All the data must come back unchanged, except that pictures are left out.
──────── Extracted data
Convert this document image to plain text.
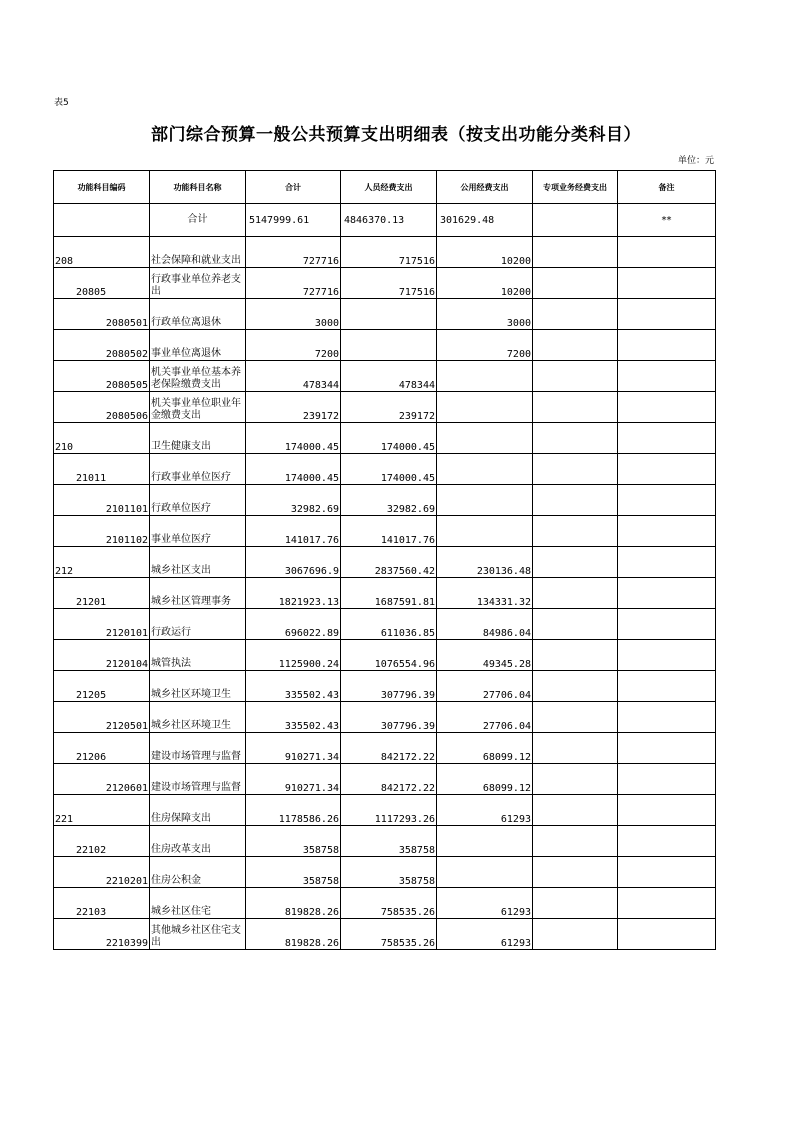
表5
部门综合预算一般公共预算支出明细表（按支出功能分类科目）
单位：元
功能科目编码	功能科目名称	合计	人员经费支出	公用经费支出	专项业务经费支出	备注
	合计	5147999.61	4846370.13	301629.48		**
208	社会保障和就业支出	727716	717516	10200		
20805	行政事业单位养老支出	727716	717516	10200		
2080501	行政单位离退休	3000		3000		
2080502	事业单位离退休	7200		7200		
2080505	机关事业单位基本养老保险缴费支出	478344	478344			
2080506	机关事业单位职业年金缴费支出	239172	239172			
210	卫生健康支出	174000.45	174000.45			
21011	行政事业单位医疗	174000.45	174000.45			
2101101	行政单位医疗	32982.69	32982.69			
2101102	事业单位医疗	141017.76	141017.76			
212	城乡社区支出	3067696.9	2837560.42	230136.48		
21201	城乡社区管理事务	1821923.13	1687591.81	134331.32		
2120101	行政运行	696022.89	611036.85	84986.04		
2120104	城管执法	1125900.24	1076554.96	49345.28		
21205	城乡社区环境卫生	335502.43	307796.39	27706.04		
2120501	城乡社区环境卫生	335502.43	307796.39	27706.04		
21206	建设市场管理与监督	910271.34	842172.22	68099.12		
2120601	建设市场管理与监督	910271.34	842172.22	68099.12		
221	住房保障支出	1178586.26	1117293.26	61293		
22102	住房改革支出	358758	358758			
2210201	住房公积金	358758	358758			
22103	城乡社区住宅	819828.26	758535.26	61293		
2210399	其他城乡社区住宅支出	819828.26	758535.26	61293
────────────────
Result of this exercise:
Convert this document image to plain text.
表5
部门综合预算一般公共预算支出明细表（按支出功能分类科目）
单位：元
功能科目编码	功能科目名称	合计	人员经费支出	公用经费支出	专项业务经费支出	备注
	合计	5147999.61	4846370.13	301629.48		**
208	社会保障和就业支出	727716	717516	10200		
20805	行政事业单位养老支出	727716	717516	10200		
2080501	行政单位离退休	3000		3000		
2080502	事业单位离退休	7200		7200		
2080505	机关事业单位基本养老保险缴费支出	478344	478344			
2080506	机关事业单位职业年金缴费支出	239172	239172			
210	卫生健康支出	174000.45	174000.45			
21011	行政事业单位医疗	174000.45	174000.45			
2101101	行政单位医疗	32982.69	32982.69			
2101102	事业单位医疗	141017.76	141017.76			
212	城乡社区支出	3067696.9	2837560.42	230136.48		
21201	城乡社区管理事务	1821923.13	1687591.81	134331.32		
2120101	行政运行	696022.89	611036.85	84986.04		
2120104	城管执法	1125900.24	1076554.96	49345.28		
21205	城乡社区环境卫生	335502.43	307796.39	27706.04		
2120501	城乡社区环境卫生	335502.43	307796.39	27706.04		
21206	建设市场管理与监督	910271.34	842172.22	68099.12		
2120601	建设市场管理与监督	910271.34	842172.22	68099.12		
221	住房保障支出	1178586.26	1117293.26	61293		
22102	住房改革支出	358758	358758			
2210201	住房公积金	358758	358758			
22103	城乡社区住宅	819828.26	758535.26	61293		
2210399	其他城乡社区住宅支出	819828.26	758535.26	61293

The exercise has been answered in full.